§ **Figure record listings**
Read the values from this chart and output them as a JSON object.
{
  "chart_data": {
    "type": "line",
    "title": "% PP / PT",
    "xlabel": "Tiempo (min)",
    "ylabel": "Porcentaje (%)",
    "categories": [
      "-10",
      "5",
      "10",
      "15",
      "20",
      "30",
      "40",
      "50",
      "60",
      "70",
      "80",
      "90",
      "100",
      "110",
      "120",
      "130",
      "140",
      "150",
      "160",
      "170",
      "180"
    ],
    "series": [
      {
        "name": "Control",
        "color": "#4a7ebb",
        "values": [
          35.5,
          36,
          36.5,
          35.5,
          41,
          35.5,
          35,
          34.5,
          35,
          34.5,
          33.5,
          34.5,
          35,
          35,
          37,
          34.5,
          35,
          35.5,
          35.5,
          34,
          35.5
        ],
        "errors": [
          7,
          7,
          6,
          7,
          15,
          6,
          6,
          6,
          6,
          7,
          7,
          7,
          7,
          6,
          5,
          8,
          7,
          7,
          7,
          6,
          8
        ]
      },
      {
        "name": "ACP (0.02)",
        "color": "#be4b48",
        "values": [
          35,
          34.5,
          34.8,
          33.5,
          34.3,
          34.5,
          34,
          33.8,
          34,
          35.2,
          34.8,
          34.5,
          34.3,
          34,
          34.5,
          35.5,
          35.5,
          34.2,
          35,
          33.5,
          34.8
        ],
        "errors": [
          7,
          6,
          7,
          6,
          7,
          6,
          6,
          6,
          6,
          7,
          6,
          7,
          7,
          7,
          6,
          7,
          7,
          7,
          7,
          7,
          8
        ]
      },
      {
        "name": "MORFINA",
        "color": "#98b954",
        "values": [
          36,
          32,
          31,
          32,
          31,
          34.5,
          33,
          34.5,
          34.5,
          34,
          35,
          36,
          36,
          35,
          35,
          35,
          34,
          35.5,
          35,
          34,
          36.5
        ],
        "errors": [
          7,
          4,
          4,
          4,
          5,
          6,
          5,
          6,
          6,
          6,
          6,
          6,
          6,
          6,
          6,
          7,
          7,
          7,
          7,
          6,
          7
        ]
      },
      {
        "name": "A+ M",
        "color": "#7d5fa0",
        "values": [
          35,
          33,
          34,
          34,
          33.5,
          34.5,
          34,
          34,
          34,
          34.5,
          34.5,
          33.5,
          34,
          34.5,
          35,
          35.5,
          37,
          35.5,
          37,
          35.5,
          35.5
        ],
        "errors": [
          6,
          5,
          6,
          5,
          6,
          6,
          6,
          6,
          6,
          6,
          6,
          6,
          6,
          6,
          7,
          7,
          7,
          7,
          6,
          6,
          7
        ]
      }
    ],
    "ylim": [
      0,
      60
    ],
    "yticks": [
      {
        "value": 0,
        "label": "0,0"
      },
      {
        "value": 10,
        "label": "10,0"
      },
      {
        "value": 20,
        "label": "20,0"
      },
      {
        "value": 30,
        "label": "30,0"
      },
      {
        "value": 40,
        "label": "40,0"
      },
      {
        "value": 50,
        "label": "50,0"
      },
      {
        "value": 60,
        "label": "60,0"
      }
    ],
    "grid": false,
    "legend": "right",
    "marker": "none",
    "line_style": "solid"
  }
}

§ **Exercise aim**
Lines that hold "color" are the ones to copy; find all of them.

§ **Complete response**
        "color": "#4a7ebb",
        "color": "#be4b48",
        "color": "#98b954",
        "color": "#7d5fa0",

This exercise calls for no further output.